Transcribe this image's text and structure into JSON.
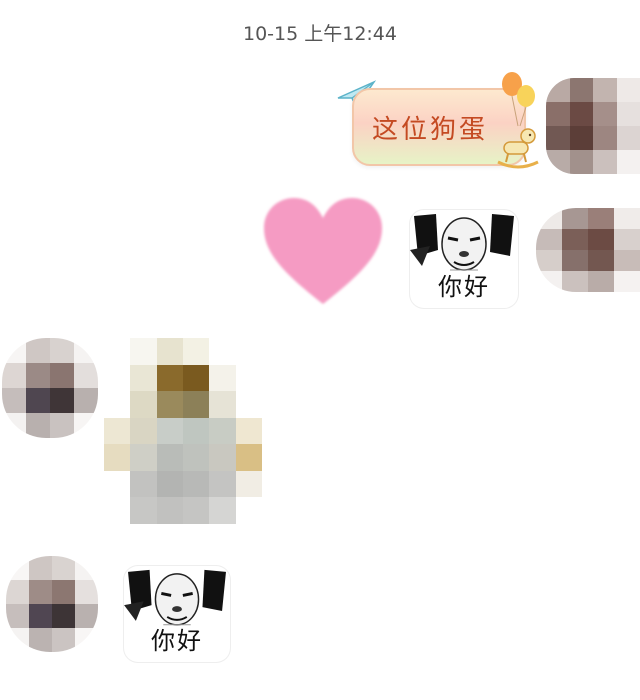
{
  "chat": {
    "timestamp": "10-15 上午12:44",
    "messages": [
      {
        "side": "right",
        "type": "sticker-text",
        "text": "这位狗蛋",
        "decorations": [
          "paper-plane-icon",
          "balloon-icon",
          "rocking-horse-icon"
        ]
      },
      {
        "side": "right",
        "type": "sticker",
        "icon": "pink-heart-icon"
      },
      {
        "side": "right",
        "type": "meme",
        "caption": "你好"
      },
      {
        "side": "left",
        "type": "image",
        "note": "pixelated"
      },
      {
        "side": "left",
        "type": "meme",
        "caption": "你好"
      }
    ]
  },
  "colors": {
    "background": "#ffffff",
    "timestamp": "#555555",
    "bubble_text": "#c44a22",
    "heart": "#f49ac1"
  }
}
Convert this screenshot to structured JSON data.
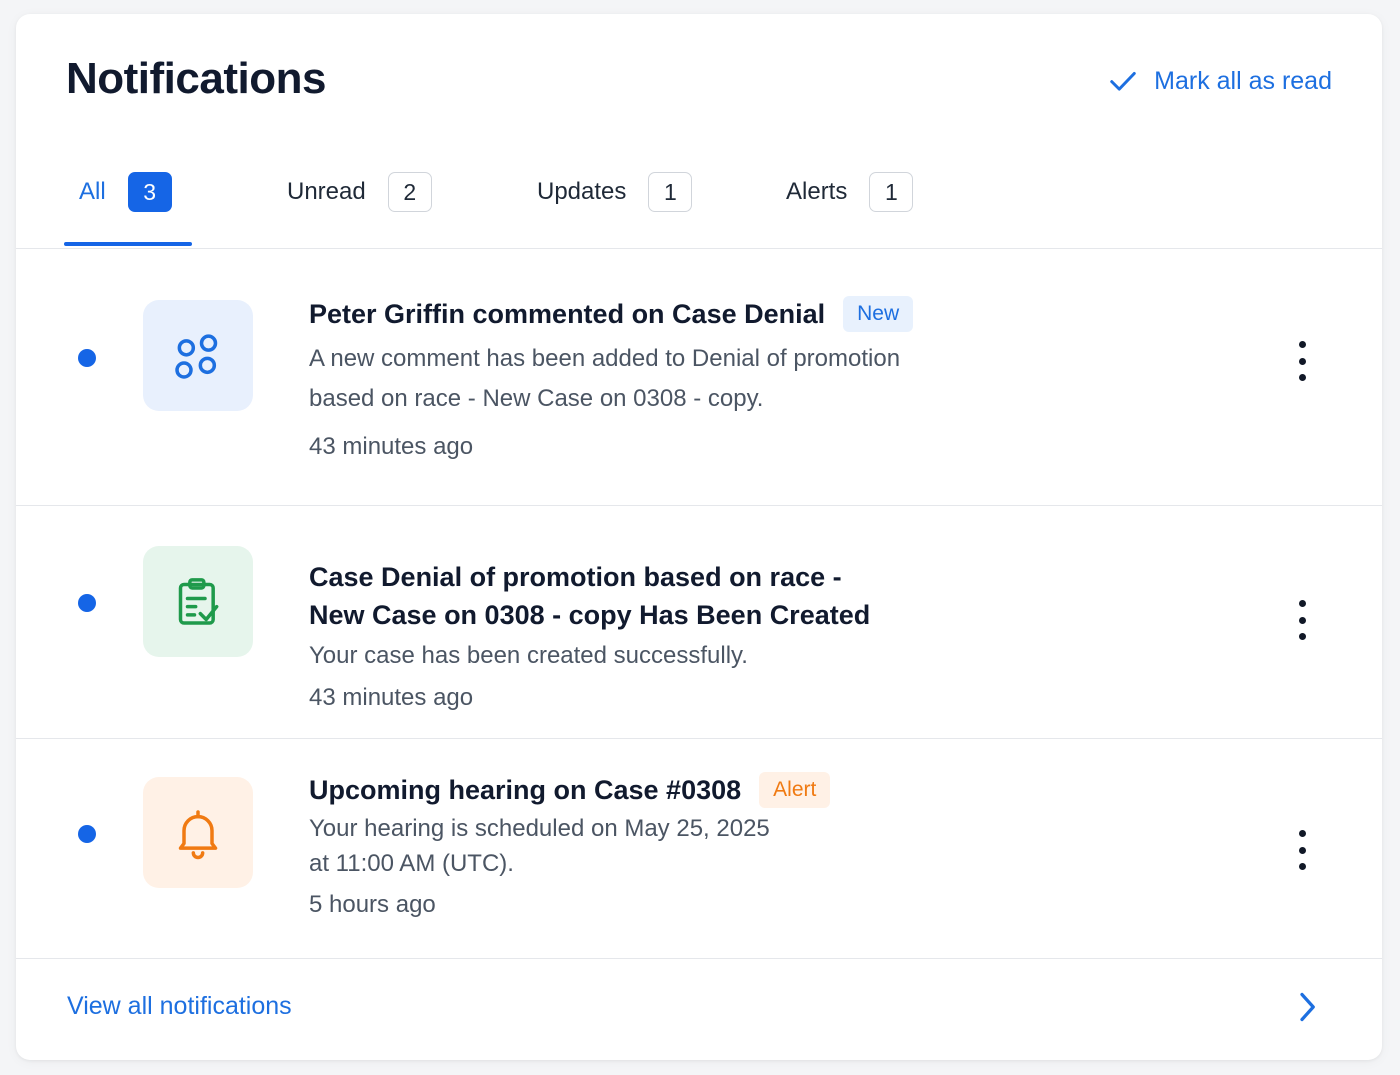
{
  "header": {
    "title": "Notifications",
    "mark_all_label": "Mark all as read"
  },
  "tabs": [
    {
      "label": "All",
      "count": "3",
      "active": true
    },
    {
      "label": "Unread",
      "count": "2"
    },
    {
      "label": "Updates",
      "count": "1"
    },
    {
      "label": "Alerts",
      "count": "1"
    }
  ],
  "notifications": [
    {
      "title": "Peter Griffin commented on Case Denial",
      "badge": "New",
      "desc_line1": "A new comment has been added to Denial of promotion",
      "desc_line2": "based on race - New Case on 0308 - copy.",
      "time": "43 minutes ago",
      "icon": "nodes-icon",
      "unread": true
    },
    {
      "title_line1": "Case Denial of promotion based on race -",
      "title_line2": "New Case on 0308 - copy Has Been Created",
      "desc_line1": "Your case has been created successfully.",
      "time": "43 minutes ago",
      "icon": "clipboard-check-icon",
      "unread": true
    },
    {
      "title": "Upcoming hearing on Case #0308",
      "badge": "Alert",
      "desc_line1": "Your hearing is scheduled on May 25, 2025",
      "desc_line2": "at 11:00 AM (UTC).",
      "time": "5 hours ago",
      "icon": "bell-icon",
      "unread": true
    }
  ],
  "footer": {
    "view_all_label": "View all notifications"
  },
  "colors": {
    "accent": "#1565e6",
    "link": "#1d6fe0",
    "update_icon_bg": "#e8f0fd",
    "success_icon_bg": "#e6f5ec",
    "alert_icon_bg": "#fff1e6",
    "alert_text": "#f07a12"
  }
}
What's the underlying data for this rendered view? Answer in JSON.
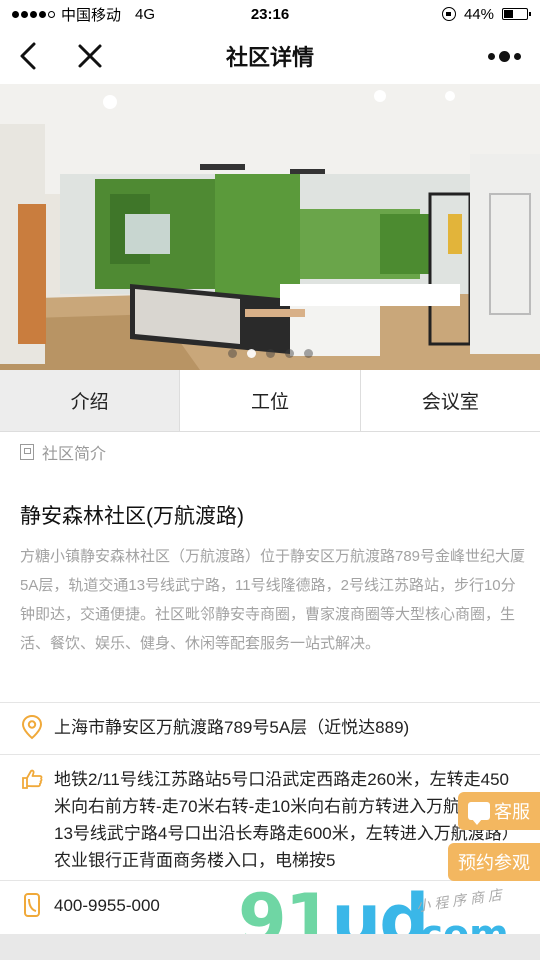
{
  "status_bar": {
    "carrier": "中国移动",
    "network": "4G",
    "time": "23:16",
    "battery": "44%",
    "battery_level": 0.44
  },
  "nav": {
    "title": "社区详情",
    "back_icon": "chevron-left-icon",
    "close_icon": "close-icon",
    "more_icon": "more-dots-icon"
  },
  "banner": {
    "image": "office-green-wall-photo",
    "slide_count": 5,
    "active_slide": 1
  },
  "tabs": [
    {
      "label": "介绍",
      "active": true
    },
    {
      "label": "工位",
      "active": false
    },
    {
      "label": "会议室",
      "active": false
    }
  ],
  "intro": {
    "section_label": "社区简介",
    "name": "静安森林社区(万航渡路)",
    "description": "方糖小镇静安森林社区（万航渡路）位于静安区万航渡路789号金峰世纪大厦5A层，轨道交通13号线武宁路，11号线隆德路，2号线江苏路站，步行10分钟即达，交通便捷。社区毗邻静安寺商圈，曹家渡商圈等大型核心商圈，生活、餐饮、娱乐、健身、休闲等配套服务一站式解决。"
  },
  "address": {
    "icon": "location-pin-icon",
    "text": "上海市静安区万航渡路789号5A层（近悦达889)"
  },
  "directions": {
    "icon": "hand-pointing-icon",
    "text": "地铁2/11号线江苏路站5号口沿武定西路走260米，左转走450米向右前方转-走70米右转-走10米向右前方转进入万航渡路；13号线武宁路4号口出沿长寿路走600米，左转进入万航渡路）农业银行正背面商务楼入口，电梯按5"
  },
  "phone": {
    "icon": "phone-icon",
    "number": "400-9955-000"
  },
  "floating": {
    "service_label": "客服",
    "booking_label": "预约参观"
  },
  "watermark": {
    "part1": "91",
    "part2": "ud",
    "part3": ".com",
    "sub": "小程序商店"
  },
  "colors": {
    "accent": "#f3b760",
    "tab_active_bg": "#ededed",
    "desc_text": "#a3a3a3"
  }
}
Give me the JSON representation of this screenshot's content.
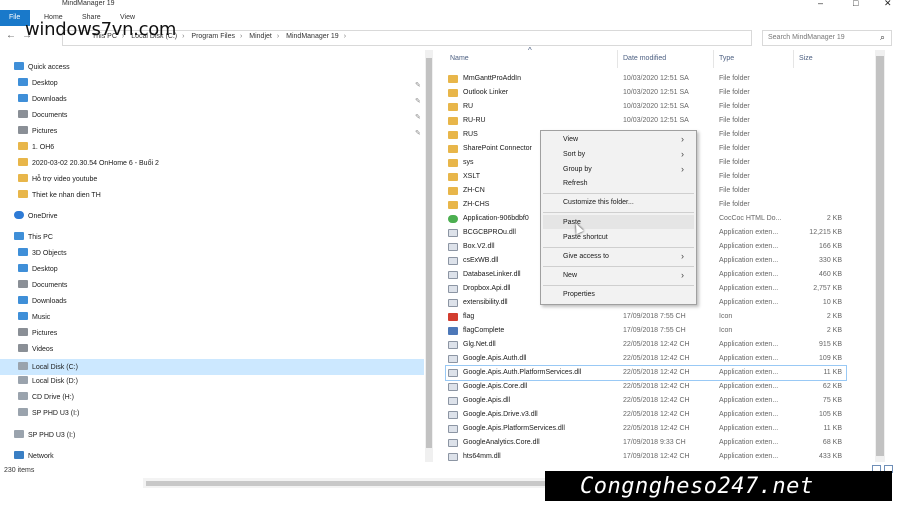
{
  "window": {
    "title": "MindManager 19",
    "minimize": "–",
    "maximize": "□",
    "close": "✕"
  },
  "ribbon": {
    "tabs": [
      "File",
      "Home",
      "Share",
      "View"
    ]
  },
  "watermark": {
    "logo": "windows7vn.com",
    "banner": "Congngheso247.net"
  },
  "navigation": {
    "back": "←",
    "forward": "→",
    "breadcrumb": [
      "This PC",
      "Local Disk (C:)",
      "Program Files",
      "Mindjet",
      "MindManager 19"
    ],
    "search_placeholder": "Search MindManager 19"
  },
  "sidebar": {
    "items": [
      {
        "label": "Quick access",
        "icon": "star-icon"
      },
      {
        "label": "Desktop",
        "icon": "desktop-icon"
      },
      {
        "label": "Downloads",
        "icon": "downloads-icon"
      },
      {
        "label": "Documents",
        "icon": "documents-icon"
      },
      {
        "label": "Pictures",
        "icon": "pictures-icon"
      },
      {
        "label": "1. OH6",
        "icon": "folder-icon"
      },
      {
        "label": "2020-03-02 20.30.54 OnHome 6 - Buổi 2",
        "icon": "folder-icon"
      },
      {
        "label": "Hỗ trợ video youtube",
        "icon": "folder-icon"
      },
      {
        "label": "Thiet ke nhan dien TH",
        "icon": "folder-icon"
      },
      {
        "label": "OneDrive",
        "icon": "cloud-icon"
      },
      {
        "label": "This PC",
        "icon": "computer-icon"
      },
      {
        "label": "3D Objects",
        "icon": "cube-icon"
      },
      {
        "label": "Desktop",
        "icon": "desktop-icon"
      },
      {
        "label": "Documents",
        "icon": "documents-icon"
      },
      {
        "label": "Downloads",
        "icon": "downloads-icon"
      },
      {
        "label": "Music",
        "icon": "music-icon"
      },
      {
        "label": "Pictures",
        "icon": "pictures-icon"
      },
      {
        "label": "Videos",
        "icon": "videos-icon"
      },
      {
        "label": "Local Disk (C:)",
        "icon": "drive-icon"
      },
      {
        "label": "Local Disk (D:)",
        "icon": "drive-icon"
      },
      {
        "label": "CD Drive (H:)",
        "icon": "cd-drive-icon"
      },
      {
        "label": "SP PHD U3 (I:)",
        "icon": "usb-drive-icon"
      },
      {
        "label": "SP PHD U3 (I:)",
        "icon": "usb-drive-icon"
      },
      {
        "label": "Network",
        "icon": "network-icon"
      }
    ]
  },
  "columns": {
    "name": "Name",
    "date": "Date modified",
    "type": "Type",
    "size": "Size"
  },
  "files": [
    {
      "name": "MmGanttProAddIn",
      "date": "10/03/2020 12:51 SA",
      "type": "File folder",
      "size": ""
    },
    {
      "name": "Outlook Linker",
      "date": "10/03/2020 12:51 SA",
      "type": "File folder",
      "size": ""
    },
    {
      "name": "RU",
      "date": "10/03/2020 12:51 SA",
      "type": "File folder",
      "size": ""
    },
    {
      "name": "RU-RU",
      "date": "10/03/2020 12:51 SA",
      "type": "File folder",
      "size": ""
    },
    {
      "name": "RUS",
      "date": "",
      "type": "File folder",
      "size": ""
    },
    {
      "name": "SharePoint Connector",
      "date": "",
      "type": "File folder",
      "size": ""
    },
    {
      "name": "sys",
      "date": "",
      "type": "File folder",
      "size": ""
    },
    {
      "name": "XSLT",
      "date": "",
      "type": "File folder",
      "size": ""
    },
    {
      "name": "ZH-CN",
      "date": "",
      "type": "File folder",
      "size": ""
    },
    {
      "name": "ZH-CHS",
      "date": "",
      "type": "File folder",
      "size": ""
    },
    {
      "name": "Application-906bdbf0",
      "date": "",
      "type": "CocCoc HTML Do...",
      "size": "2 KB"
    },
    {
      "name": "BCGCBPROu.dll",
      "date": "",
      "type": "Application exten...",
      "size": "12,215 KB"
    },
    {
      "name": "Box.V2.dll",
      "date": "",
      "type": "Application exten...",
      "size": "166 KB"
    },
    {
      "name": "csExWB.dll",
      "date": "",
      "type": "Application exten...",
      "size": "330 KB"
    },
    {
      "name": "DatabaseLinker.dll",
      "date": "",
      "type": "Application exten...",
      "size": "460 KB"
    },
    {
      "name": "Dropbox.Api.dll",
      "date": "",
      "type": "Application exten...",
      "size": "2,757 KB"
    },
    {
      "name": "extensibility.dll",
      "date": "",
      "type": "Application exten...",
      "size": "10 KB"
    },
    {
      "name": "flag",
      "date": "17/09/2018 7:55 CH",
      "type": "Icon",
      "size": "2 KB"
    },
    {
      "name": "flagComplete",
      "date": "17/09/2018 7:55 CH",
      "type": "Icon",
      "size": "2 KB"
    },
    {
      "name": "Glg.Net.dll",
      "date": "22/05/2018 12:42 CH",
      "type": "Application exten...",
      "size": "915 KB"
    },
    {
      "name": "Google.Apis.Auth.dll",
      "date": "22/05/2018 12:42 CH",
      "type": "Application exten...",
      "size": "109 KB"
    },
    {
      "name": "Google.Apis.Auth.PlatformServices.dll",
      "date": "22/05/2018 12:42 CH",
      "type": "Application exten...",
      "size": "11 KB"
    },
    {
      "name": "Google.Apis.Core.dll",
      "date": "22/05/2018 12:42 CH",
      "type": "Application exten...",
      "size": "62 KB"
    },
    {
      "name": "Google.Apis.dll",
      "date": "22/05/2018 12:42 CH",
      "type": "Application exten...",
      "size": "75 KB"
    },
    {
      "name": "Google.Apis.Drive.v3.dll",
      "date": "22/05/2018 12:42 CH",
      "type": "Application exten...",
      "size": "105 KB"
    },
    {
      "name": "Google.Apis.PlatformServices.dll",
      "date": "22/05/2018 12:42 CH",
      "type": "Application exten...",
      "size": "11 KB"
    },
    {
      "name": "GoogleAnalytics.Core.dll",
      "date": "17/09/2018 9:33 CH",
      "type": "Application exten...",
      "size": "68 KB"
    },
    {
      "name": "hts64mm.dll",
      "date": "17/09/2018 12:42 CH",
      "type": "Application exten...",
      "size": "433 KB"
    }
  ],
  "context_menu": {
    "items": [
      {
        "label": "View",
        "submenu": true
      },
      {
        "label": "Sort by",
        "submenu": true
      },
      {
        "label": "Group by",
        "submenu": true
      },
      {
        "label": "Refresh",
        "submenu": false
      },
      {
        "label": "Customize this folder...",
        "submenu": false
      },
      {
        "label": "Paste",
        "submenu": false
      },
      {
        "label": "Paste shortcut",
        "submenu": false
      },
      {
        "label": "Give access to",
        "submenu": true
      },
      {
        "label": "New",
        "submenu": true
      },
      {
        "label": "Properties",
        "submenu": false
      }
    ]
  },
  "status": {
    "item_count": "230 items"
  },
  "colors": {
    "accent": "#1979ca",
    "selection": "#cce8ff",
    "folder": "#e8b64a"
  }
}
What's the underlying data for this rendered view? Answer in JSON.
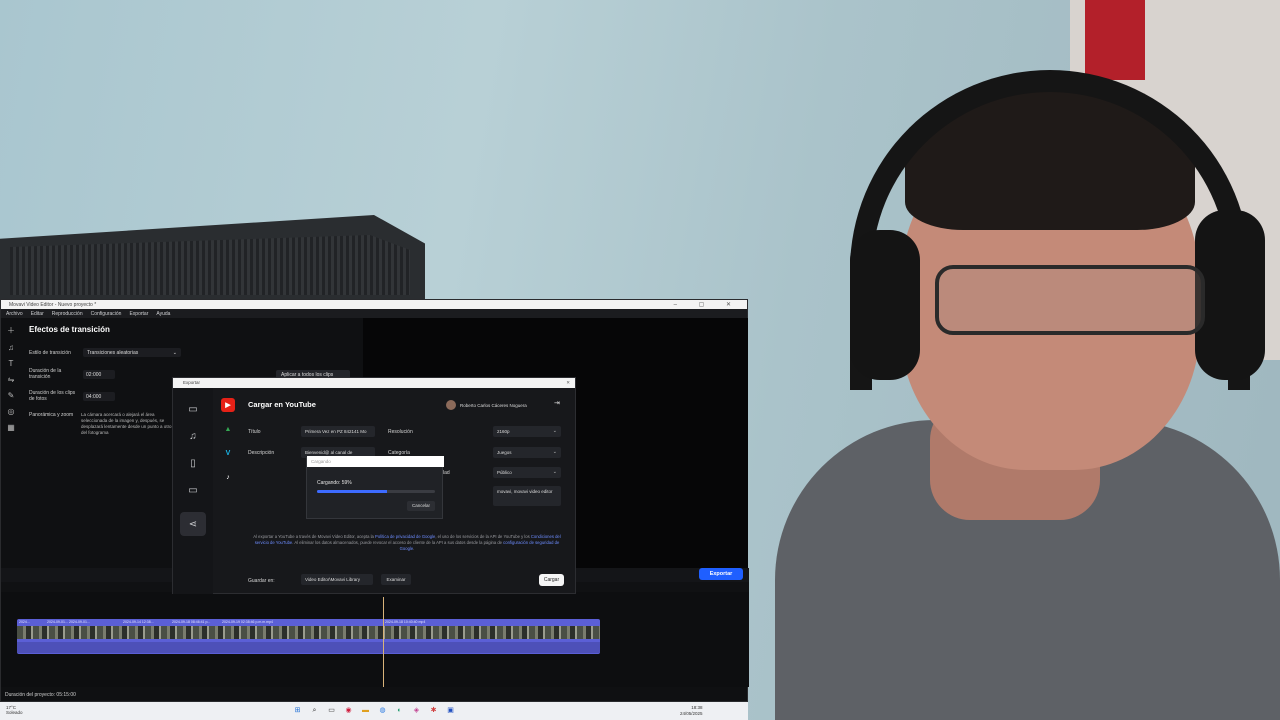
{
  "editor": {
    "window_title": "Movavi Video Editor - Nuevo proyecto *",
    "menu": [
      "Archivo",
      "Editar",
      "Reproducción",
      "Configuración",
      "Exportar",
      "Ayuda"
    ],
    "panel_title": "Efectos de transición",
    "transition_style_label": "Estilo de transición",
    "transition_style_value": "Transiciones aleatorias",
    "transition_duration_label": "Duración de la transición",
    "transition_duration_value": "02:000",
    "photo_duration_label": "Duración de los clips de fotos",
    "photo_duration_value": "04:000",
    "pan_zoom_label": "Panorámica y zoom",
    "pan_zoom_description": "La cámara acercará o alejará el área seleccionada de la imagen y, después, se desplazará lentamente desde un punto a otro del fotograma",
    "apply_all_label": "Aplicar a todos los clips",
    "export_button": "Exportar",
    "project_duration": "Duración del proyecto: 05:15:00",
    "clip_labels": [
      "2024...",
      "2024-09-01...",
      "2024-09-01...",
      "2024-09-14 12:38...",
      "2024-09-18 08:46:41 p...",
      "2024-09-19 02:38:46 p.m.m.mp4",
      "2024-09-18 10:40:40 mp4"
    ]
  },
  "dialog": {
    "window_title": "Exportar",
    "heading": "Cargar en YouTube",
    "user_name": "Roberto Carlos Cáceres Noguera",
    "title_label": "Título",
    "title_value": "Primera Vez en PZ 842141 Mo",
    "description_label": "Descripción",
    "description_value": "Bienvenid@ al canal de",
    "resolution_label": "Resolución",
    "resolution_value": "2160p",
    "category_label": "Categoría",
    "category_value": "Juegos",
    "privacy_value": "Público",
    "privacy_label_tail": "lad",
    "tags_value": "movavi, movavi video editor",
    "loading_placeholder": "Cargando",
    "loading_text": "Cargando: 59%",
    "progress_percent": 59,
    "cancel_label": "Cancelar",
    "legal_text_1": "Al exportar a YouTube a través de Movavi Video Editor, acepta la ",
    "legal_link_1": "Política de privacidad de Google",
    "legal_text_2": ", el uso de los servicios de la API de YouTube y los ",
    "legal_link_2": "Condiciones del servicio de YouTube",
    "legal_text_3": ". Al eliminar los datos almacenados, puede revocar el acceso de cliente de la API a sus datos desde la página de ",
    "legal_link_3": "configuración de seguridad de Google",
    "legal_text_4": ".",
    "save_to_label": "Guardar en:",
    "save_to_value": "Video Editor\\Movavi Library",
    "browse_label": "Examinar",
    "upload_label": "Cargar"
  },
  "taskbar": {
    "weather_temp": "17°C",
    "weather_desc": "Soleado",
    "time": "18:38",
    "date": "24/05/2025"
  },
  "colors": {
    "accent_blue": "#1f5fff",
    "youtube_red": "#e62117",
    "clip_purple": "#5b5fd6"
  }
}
————————
Lines that include the word "screenshot" are to be extracted from the data above.

Convert this screenshot to structured JSON data.
Give me the JSON representation of this screenshot's content.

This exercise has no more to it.